▼▼▼
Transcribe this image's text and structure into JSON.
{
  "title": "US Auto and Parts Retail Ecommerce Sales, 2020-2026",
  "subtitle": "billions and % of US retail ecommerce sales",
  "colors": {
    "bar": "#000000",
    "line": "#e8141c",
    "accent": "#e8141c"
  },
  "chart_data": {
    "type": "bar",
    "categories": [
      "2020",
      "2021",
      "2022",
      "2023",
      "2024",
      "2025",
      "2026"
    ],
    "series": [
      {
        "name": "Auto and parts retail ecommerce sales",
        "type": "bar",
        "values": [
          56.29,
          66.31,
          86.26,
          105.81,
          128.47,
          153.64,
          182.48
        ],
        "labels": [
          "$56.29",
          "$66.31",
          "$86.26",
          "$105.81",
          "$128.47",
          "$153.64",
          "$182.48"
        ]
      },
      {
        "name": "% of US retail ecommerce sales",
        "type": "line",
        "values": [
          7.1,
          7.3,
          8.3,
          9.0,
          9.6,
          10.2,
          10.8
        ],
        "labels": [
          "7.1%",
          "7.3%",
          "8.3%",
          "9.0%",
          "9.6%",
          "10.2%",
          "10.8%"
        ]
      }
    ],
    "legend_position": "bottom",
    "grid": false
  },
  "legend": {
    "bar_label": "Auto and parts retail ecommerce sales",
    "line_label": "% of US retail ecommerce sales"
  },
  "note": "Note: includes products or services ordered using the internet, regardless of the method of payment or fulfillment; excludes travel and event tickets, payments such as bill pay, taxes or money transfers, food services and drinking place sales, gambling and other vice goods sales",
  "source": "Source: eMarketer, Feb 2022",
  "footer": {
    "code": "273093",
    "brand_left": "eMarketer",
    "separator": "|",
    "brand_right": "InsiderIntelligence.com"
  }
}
▲▲▲
> **Set exercise**
Report only the number of lines that hold the string "Auto" in this listing.

> **Full output**
3